Tell how many lines include the string "marker". Answer with a single number.
┌────────
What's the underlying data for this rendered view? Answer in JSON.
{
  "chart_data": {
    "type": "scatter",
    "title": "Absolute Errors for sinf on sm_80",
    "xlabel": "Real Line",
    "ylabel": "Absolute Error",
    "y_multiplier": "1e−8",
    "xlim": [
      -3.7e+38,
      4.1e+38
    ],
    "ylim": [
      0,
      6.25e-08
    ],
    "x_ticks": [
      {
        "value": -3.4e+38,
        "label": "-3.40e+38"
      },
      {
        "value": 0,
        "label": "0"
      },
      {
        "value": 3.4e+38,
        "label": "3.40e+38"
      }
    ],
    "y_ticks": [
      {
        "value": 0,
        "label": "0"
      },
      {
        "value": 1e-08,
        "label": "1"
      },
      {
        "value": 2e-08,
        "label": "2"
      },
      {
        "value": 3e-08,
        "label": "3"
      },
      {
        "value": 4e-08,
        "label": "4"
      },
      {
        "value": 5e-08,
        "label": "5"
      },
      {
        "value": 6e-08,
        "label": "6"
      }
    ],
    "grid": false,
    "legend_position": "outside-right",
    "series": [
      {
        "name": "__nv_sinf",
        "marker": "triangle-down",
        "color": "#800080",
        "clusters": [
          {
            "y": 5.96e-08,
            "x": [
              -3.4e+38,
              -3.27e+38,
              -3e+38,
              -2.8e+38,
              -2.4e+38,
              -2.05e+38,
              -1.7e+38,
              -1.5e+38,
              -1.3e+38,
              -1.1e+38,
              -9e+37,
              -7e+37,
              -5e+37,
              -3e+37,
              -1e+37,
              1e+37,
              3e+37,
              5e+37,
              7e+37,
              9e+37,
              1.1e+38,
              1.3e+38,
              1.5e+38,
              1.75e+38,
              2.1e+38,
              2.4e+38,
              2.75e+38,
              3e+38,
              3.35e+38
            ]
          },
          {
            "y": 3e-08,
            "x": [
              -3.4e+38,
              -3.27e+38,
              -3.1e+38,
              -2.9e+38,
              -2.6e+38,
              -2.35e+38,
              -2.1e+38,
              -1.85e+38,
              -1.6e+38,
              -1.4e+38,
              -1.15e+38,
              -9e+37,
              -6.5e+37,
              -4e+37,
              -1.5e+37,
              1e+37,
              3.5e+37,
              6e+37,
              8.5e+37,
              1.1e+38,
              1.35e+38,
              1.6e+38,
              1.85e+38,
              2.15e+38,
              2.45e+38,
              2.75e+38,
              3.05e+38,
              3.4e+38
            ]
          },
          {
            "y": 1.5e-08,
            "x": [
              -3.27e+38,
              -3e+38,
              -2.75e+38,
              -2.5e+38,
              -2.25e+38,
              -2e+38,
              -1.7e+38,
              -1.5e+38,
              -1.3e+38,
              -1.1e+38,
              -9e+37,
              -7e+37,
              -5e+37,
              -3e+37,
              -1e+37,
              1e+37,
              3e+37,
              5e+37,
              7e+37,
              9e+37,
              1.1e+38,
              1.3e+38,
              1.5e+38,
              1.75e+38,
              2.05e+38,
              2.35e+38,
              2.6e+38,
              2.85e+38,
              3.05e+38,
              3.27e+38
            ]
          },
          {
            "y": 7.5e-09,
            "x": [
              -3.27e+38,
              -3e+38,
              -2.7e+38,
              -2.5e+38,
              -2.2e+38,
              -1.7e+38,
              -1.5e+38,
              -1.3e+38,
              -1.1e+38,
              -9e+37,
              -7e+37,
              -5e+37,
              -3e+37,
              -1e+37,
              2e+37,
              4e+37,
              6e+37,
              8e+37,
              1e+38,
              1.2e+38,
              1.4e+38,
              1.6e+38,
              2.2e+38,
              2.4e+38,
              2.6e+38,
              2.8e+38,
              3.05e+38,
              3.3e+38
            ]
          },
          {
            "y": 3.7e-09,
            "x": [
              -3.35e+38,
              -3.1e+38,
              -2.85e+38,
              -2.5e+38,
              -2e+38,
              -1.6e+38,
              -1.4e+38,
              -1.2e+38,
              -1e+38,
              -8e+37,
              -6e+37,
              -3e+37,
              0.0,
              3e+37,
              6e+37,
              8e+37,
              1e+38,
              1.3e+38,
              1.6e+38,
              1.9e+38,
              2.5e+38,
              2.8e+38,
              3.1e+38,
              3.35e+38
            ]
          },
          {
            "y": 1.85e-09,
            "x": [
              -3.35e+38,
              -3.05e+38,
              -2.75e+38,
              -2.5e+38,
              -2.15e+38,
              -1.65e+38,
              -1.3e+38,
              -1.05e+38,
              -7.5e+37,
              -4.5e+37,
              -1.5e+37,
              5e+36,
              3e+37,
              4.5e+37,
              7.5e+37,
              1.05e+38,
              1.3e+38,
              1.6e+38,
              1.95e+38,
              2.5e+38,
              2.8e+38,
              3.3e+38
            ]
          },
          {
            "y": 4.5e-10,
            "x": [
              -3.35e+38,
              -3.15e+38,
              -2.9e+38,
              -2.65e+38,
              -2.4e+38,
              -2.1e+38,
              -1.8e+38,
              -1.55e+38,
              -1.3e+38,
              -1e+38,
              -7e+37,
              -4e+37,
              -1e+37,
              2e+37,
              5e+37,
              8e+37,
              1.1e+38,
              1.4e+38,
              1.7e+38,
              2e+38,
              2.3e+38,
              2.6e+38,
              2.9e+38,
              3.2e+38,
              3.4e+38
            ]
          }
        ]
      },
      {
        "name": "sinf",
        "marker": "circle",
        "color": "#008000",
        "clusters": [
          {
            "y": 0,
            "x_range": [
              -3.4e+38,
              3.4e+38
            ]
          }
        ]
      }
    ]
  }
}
└────────
*RESPONSE BELOW:*
2